TASK GOAL: Gather each line of the records where "getting" appears.

SUPPLIED RECORDS:
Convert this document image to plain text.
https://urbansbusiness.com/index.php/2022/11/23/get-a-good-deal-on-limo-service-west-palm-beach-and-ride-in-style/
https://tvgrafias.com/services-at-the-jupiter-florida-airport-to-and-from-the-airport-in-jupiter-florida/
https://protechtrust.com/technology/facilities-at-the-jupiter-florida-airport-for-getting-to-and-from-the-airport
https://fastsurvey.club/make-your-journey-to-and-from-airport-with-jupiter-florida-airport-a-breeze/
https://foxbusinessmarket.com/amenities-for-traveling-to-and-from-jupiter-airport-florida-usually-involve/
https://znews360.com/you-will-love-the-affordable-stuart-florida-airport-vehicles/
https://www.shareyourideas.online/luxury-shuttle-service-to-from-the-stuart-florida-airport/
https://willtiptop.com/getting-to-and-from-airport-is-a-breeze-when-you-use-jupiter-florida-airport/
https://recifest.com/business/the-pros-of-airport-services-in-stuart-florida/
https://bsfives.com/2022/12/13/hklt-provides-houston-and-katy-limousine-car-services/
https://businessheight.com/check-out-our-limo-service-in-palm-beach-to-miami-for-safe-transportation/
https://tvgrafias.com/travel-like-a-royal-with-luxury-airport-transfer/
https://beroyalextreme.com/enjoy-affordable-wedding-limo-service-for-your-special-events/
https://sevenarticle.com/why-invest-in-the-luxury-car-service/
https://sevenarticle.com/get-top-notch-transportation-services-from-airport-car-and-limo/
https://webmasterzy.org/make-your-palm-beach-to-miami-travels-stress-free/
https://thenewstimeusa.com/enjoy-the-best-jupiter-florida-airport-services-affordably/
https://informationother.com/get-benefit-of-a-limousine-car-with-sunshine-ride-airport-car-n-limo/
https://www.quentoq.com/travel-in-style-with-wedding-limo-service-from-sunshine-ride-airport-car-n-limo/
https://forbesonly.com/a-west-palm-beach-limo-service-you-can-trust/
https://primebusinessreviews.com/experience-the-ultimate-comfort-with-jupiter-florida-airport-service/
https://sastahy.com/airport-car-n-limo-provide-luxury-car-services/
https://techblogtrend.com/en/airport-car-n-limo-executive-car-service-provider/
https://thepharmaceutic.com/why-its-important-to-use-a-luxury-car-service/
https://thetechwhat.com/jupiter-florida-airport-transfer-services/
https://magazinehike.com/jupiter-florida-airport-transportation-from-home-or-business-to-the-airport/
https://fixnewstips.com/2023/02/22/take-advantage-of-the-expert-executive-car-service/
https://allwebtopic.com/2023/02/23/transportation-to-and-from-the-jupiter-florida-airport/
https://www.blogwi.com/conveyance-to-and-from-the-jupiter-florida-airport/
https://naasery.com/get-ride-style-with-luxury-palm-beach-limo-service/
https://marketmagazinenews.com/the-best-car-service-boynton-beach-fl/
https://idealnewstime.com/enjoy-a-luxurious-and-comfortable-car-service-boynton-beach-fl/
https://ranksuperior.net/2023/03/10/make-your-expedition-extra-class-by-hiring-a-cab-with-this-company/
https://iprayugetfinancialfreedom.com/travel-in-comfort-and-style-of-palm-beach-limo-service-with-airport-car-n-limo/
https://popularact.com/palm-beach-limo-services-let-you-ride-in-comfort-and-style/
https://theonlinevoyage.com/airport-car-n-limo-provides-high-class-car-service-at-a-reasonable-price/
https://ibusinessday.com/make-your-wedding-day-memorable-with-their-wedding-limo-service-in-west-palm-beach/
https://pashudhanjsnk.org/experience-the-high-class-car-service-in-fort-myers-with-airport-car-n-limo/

RESPONSE TO THE TASK:
https://protechtrust.com/technology/facilities-at-the-jupiter-florida-airport-for-getting-to-and-from-the-airport
https://willtiptop.com/getting-to-and-from-airport-is-a-breeze-when-you-use-jupiter-florida-airport/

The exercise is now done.